■ **LO QUE SE PIDE**
Escribe la continuación del texto sobre la ecoaldea chilena Blowing in the Wind, empezando justo después de su última oración.

■ **FRAGMENTO DEL TEXTO**
-*-*-
26 de mayo de 2012. Paula 1096

Sucedió con los falansterios del socialista utópico Fourier, pasó con una comunidad tolstoiana a principios del siglo XX en Chile, donde un grupo de escritores quiso emular la experiencia cercana a la naturaleza del ruso León Tolstói, y aconteció en muchos colectivos anarquistas o hippies: las disputas internas y el individualismo pudieron más que el amor al prójimo, el pacifismo y el trabajo perseverante. Pero siempre habrá excepciones que confirmen la regla y renueven el ideal arcaico –y nunca proscrito– de una existencia fraterna. Es el caso en Chile de Blowing in the Wind, una comunidad (ecoaldea, le llaman ellos) que ya cumplió 23 años. Los comuneros dicen que han sobrevivido, precisamente, porque no hay gurúes ni reglamentos penitenciarios, se respeta la diversidad social y cada cual adhiere como puede a los principios colectivos.

En Blowing conviven alrededor de 50 familias entre las que hay profesores, constructores, médicos, carpinteros, instructores de yoga, docentes universitarios, bailarinas, cocineras, pequeños comerciantes, terapeutas alternativos, arquitectos, panaderos, músicos, vagabundos. Todos bajo la sombra de los mismos árboles y parecidos ideales. Paradojalmente, está ubicada en las proximidades de Reñaca, epicentro, como se nos recuerda en los noticieros de la TV estival, de los deportes náuticos, las mujeres doradas al sol, el concurso de traseros femeninos, miss Reef, y todo lo que pueda producir la combinación de verano, mar, dinero y un toque de promiscuidad.
-*-*-
■ **CONTENIDO DEL MATERIAL**
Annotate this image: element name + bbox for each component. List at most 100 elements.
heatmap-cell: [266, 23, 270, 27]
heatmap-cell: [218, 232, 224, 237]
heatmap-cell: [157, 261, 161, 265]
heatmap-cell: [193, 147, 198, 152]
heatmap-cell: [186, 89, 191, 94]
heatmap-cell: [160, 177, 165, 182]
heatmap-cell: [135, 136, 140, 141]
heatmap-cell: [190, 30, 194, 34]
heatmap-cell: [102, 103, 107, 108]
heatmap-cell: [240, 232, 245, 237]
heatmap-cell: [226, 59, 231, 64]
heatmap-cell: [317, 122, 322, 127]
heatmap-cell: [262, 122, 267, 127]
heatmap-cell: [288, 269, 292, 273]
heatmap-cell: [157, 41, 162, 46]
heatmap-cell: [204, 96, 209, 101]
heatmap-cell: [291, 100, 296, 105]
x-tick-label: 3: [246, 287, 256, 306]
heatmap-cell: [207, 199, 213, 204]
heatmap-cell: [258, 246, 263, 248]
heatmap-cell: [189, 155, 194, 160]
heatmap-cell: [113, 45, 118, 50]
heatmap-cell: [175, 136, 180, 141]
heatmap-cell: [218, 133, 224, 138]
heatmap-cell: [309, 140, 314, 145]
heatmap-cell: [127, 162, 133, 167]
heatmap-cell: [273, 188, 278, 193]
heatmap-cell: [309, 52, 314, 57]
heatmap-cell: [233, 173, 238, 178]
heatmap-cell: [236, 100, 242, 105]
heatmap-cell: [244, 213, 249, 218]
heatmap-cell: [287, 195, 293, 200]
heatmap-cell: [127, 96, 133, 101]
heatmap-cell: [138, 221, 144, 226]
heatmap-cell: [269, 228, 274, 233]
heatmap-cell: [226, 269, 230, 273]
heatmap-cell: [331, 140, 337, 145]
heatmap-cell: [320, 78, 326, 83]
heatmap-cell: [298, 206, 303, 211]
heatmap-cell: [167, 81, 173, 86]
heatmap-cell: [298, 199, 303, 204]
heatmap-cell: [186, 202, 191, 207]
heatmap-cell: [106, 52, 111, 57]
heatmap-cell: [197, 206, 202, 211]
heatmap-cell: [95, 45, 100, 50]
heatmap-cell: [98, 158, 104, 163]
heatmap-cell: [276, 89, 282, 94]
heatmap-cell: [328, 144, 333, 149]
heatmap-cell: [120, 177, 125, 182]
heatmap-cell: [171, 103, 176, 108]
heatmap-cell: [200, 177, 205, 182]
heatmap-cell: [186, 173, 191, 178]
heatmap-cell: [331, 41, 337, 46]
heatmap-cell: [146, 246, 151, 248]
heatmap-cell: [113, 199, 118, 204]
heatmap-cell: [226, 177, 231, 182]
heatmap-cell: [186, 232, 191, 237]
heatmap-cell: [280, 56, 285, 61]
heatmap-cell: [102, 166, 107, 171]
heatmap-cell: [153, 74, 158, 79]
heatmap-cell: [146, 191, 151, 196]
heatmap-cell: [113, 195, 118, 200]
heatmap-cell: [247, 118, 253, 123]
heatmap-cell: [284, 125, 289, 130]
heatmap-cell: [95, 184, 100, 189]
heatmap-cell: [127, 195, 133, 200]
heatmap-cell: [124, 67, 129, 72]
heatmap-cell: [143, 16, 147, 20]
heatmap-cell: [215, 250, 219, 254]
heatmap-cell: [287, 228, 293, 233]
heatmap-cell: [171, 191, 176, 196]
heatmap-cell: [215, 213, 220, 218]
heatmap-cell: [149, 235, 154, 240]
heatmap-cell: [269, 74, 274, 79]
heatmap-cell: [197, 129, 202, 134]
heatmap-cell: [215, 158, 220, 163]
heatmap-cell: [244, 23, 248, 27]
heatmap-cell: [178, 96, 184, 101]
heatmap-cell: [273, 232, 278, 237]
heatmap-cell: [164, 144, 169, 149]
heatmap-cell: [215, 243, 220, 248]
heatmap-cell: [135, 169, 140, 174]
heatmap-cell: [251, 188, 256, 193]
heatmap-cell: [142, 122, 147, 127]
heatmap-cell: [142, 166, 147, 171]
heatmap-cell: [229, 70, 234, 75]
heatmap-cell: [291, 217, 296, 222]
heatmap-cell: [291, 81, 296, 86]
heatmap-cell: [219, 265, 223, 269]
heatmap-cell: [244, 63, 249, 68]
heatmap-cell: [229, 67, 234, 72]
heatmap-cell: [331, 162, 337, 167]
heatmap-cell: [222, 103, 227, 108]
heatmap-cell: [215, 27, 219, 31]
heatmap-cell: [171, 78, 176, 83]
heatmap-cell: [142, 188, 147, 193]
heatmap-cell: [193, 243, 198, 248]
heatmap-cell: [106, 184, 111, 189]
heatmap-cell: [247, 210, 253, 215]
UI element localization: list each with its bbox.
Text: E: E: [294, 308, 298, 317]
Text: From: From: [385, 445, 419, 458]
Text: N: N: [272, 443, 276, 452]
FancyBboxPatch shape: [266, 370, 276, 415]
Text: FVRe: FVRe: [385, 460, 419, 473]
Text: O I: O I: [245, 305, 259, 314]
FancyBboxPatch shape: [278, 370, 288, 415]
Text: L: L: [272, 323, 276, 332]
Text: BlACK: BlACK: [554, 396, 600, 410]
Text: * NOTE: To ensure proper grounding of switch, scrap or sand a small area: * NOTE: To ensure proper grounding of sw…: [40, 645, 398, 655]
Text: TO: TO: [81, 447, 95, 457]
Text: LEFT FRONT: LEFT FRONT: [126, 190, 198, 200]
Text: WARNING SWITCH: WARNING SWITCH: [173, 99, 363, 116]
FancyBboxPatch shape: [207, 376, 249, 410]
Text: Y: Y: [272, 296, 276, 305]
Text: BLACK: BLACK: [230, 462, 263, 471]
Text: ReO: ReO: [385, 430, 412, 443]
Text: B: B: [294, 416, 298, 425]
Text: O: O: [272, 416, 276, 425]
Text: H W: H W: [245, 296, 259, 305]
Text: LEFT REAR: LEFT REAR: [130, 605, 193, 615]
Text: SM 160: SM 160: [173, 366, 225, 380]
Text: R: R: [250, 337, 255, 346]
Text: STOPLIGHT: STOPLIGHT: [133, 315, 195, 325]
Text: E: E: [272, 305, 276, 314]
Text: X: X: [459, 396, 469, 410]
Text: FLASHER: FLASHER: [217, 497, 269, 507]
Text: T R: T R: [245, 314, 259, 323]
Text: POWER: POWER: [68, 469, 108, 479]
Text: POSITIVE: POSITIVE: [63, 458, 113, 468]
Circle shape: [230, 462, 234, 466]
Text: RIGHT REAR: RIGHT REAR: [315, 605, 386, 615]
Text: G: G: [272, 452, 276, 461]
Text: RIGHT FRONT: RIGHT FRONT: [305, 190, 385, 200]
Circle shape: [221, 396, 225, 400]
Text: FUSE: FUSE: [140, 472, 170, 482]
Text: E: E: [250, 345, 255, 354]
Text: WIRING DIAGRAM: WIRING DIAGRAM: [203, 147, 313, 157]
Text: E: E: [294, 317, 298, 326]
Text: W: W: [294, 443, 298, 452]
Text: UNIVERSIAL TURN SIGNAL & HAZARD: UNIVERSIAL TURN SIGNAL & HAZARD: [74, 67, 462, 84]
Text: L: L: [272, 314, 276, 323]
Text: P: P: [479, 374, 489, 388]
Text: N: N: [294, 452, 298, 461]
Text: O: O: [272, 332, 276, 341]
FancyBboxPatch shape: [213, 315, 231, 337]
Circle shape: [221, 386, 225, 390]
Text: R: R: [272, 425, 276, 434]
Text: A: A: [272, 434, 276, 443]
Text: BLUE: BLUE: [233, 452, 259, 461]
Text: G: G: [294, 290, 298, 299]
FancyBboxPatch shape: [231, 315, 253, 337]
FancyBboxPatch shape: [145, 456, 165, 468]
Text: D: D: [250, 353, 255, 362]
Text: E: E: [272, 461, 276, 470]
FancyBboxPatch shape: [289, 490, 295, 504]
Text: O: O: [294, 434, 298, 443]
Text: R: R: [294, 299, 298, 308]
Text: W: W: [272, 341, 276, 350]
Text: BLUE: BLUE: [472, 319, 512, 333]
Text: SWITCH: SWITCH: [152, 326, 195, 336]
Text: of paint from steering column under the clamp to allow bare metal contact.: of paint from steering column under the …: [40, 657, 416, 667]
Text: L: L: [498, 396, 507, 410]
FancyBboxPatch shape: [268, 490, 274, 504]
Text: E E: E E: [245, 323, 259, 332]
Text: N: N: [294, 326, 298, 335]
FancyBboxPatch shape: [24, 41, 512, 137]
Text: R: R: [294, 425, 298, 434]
-*-*-
■ **TU RESPUESTA**
Luego de recorrer unos 15 minutos en auto desde el centro de ese balneario, por los faldeos de la cordillera de la Costa, se llega hasta un conjunto de originales casas de barro y paja, diseminadas azarosamente en un bosquecito de árboles nativos, pinos, y eucaliptos. Al iniciar el paseo por los senderos de tierra del lugar la anfitriona y profesora de yoga Marcela Caamaño (42), relata que el proyecto surgió cuando los hermanos Muñoz, hijos de un jardinero de Reñaca, decidieron trasladarse a unas tierras donadas –y otras vendidas a bajo costo– por Ilani Attwatter, una gringa que los adoptó al quedar huérfanos. El propósito de los hermanos era vivir rodeados de naturaleza, usar los materiales del entorno para construir sus casas, sembrar sus propias verduras y hortalizas, utilizar el trueque como opción de intercambio económico, evitar el consumismo y mantener la unidad familiar. Y funcionó. Tan bien les fue con la propuesta, que muchos amigos se fueron sumando y adquirieron sitios dentro del terreno, seducidos por su calidad de vida. Hoy, ya son medio centenar de familias, que han logrado consolidar esta vida alternativa y superar las crisis que se producen de manera inevitable en una convivencia tan cercana.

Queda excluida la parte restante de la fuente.